- [WORK INSTRUCTIONS]
Begin the copy at the line containing "Serialize everything readable" and end it at the final line of the material below, reproducing each line exactly, without images.

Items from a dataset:
□ □ □ □ □ □ □

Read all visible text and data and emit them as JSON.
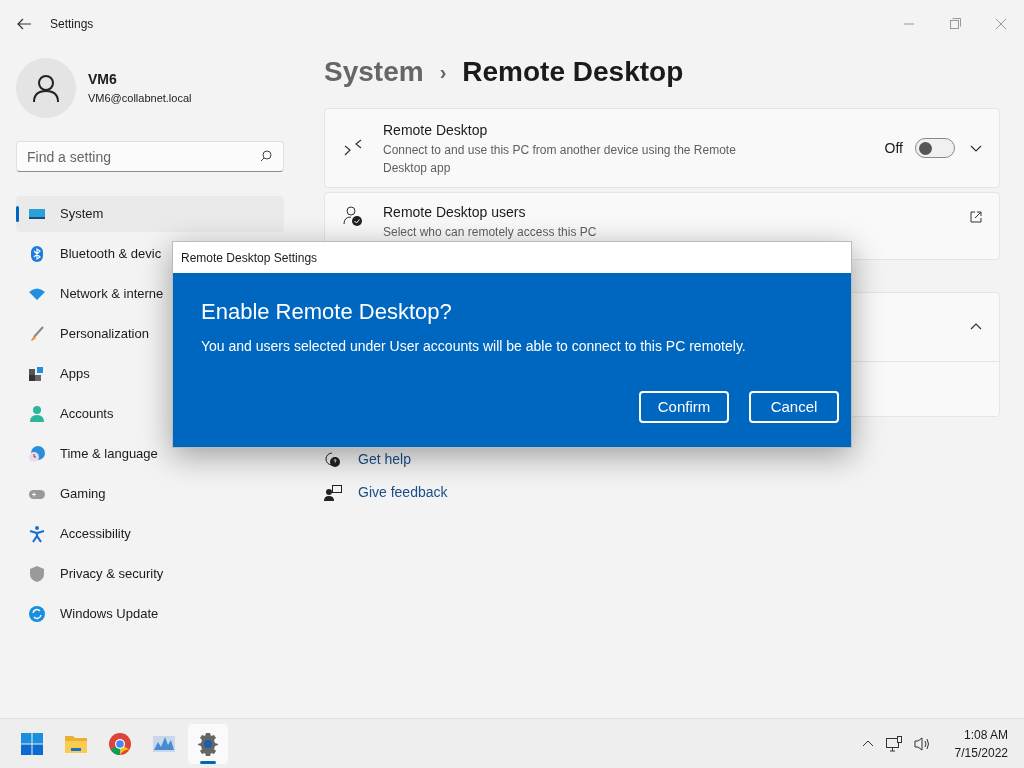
{
  "window": {
    "title": "Settings"
  },
  "account": {
    "name": "VM6",
    "email": "VM6@collabnet.local"
  },
  "search": {
    "placeholder": "Find a setting"
  },
  "sidebar": {
    "items": [
      {
        "label": "System",
        "kind": "system",
        "selected": true
      },
      {
        "label": "Bluetooth & devic",
        "kind": "bluetooth",
        "selected": false
      },
      {
        "label": "Network & interne",
        "kind": "network",
        "selected": false
      },
      {
        "label": "Personalization",
        "kind": "brush",
        "selected": false
      },
      {
        "label": "Apps",
        "kind": "apps",
        "selected": false
      },
      {
        "label": "Accounts",
        "kind": "accounts",
        "selected": false
      },
      {
        "label": "Time & language",
        "kind": "time",
        "selected": false
      },
      {
        "label": "Gaming",
        "kind": "gaming",
        "selected": false
      },
      {
        "label": "Accessibility",
        "kind": "accessibility",
        "selected": false
      },
      {
        "label": "Privacy & security",
        "kind": "privacy",
        "selected": false
      },
      {
        "label": "Windows Update",
        "kind": "update",
        "selected": false
      }
    ]
  },
  "breadcrumb": {
    "parent": "System",
    "separator": "›",
    "current": "Remote Desktop"
  },
  "cards": [
    {
      "kind": "toggle",
      "title": "Remote Desktop",
      "subtitle": "Connect to and use this PC from another device using the Remote Desktop app",
      "state_label": "Off",
      "on": false
    },
    {
      "kind": "link",
      "title": "Remote Desktop users",
      "subtitle": "Select who can remotely access this PC"
    },
    {
      "kind": "expander",
      "expanded": true
    }
  ],
  "help_links": [
    {
      "label": "Get help",
      "kind": "help"
    },
    {
      "label": "Give feedback",
      "kind": "feedback"
    }
  ],
  "dialog": {
    "title": "Remote Desktop Settings",
    "heading": "Enable Remote Desktop?",
    "message": "You and users selected under User accounts will be able to connect to this PC remotely.",
    "buttons": [
      "Confirm",
      "Cancel"
    ]
  },
  "taskbar": {
    "apps": [
      {
        "kind": "start",
        "active": false
      },
      {
        "kind": "explorer",
        "active": false
      },
      {
        "kind": "chrome",
        "active": false
      },
      {
        "kind": "monitor",
        "active": false
      },
      {
        "kind": "settings",
        "active": true
      }
    ],
    "time": "1:08 AM",
    "date": "7/15/2022"
  }
}
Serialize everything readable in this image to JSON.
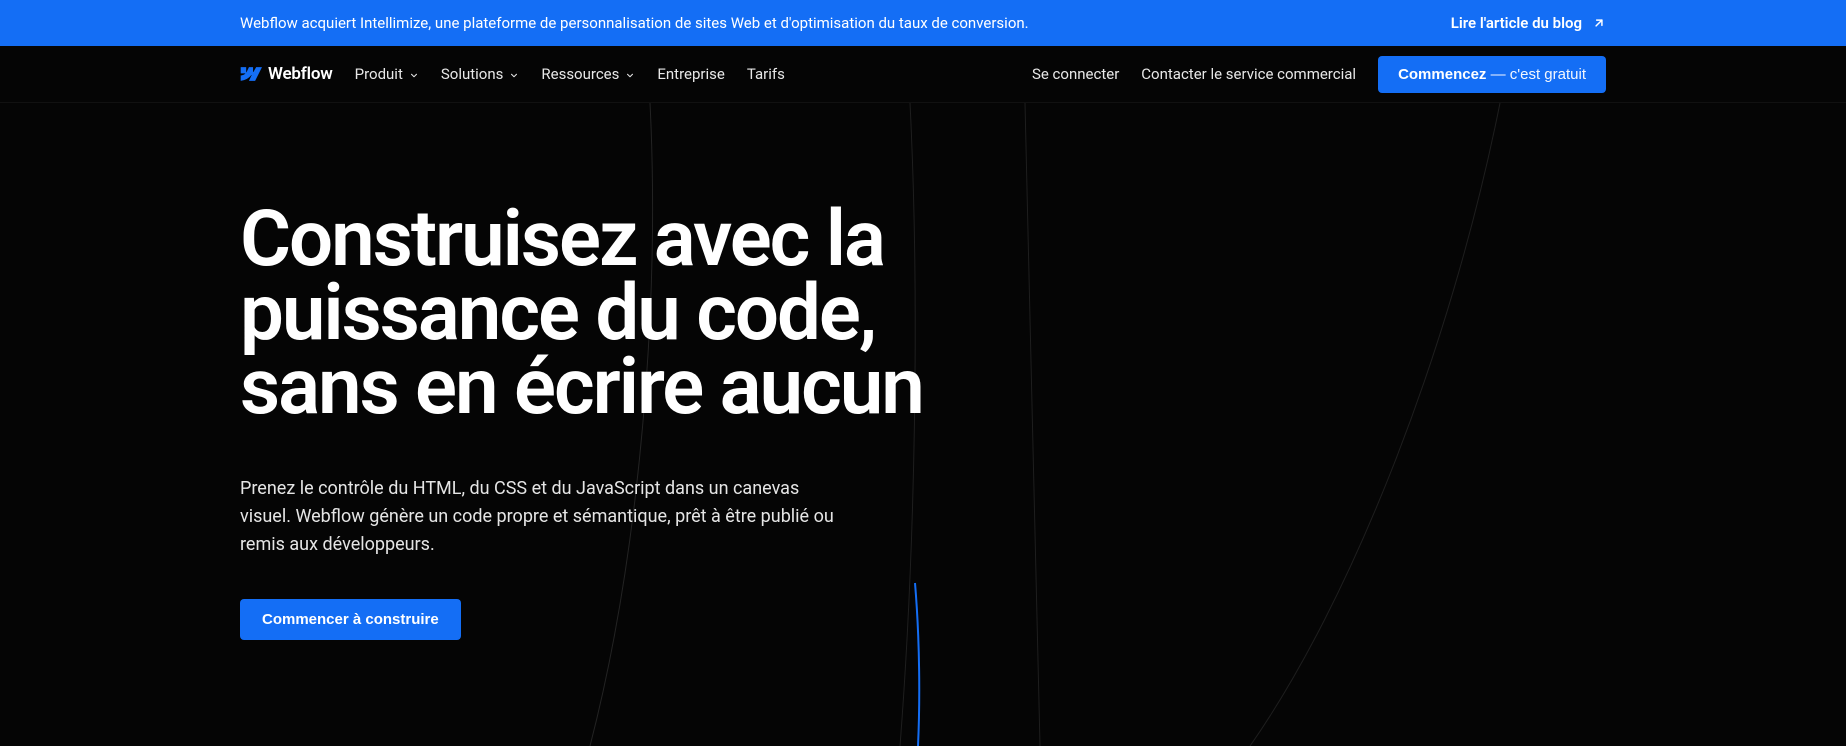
{
  "banner": {
    "text": "Webflow acquiert Intellimize, une plateforme de personnalisation de sites Web et d'optimisation du taux de conversion.",
    "link_label": "Lire l'article du blog"
  },
  "nav": {
    "logo_text": "Webflow",
    "items": [
      {
        "label": "Produit",
        "dropdown": true
      },
      {
        "label": "Solutions",
        "dropdown": true
      },
      {
        "label": "Ressources",
        "dropdown": true
      },
      {
        "label": "Entreprise",
        "dropdown": false
      },
      {
        "label": "Tarifs",
        "dropdown": false
      }
    ],
    "right_links": [
      {
        "label": "Se connecter"
      },
      {
        "label": "Contacter le service commercial"
      }
    ],
    "cta_primary": "Commencez",
    "cta_secondary": " — c'est gratuit"
  },
  "hero": {
    "title": "Construisez avec la puissance du code, sans en écrire aucun",
    "subtitle": "Prenez le contrôle du HTML, du CSS et du JavaScript dans un canevas visuel. Webflow génère un code propre et sémantique, prêt à être publié ou remis aux développeurs.",
    "cta": "Commencer à construire"
  },
  "colors": {
    "brand": "#146ef5",
    "bg": "#050505"
  }
}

□ □ □ □ □ □ □

- [RESULT OF THE EXERCISE]
Serialize everything readable in this image to JSON.
{
  "banner": {
    "text": "Webflow acquiert Intellimize, une plateforme de personnalisation de sites Web et d'optimisation du taux de conversion.",
    "link_label": "Lire l'article du blog"
  },
  "nav": {
    "logo_text": "Webflow",
    "items": [
      {
        "label": "Produit",
        "dropdown": true
      },
      {
        "label": "Solutions",
        "dropdown": true
      },
      {
        "label": "Ressources",
        "dropdown": true
      },
      {
        "label": "Entreprise",
        "dropdown": false
      },
      {
        "label": "Tarifs",
        "dropdown": false
      }
    ],
    "right_links": [
      {
        "label": "Se connecter"
      },
      {
        "label": "Contacter le service commercial"
      }
    ],
    "cta_primary": "Commencez",
    "cta_secondary": " — c'est gratuit"
  },
  "hero": {
    "title": "Construisez avec la puissance du code, sans en écrire aucun",
    "subtitle": "Prenez le contrôle du HTML, du CSS et du JavaScript dans un canevas visuel. Webflow génère un code propre et sémantique, prêt à être publié ou remis aux développeurs.",
    "cta": "Commencer à construire"
  },
  "colors": {
    "brand": "#146ef5",
    "bg": "#050505"
  }
}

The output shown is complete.